SET PROBLEM: Retype each line of the material exactly, please, skipping any picture in it.

** START GIVEN RECORDS **

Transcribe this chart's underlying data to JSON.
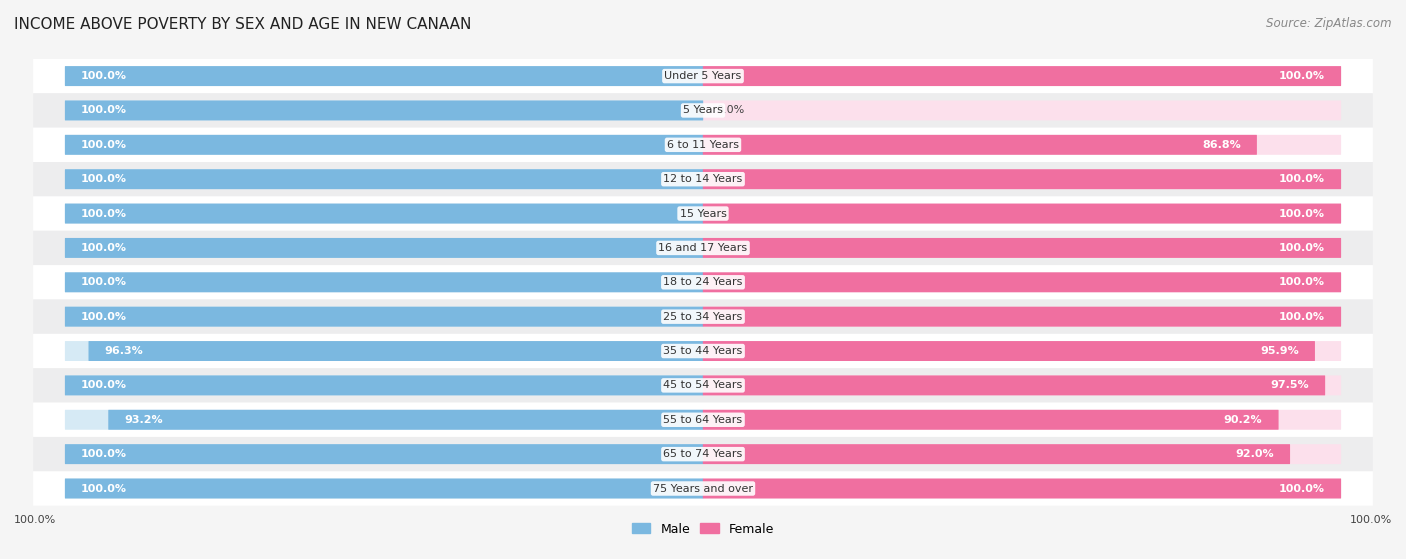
{
  "title": "INCOME ABOVE POVERTY BY SEX AND AGE IN NEW CANAAN",
  "source": "Source: ZipAtlas.com",
  "categories": [
    "Under 5 Years",
    "5 Years",
    "6 to 11 Years",
    "12 to 14 Years",
    "15 Years",
    "16 and 17 Years",
    "18 to 24 Years",
    "25 to 34 Years",
    "35 to 44 Years",
    "45 to 54 Years",
    "55 to 64 Years",
    "65 to 74 Years",
    "75 Years and over"
  ],
  "male_values": [
    100.0,
    100.0,
    100.0,
    100.0,
    100.0,
    100.0,
    100.0,
    100.0,
    96.3,
    100.0,
    93.2,
    100.0,
    100.0
  ],
  "female_values": [
    100.0,
    0.0,
    86.8,
    100.0,
    100.0,
    100.0,
    100.0,
    100.0,
    95.9,
    97.5,
    90.2,
    92.0,
    100.0
  ],
  "male_color": "#7bb8e0",
  "female_color": "#f06fa0",
  "male_bg_color": "#d6eaf5",
  "female_bg_color": "#fce0ec",
  "row_colors": [
    "#ffffff",
    "#ededee"
  ],
  "title_fontsize": 11,
  "source_fontsize": 8.5,
  "label_fontsize": 8,
  "category_fontsize": 8,
  "legend_fontsize": 9,
  "max_value": 100.0
}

** END GIVEN RECORDS **

RESULT FOR THIS TASK:
Transcribe this chart's underlying data to JSON.
{
  "title": "INCOME ABOVE POVERTY BY SEX AND AGE IN NEW CANAAN",
  "source": "Source: ZipAtlas.com",
  "categories": [
    "Under 5 Years",
    "5 Years",
    "6 to 11 Years",
    "12 to 14 Years",
    "15 Years",
    "16 and 17 Years",
    "18 to 24 Years",
    "25 to 34 Years",
    "35 to 44 Years",
    "45 to 54 Years",
    "55 to 64 Years",
    "65 to 74 Years",
    "75 Years and over"
  ],
  "male_values": [
    100.0,
    100.0,
    100.0,
    100.0,
    100.0,
    100.0,
    100.0,
    100.0,
    96.3,
    100.0,
    93.2,
    100.0,
    100.0
  ],
  "female_values": [
    100.0,
    0.0,
    86.8,
    100.0,
    100.0,
    100.0,
    100.0,
    100.0,
    95.9,
    97.5,
    90.2,
    92.0,
    100.0
  ],
  "male_color": "#7bb8e0",
  "female_color": "#f06fa0",
  "male_bg_color": "#d6eaf5",
  "female_bg_color": "#fce0ec",
  "row_colors": [
    "#ffffff",
    "#ededee"
  ],
  "title_fontsize": 11,
  "source_fontsize": 8.5,
  "label_fontsize": 8,
  "category_fontsize": 8,
  "legend_fontsize": 9,
  "max_value": 100.0
}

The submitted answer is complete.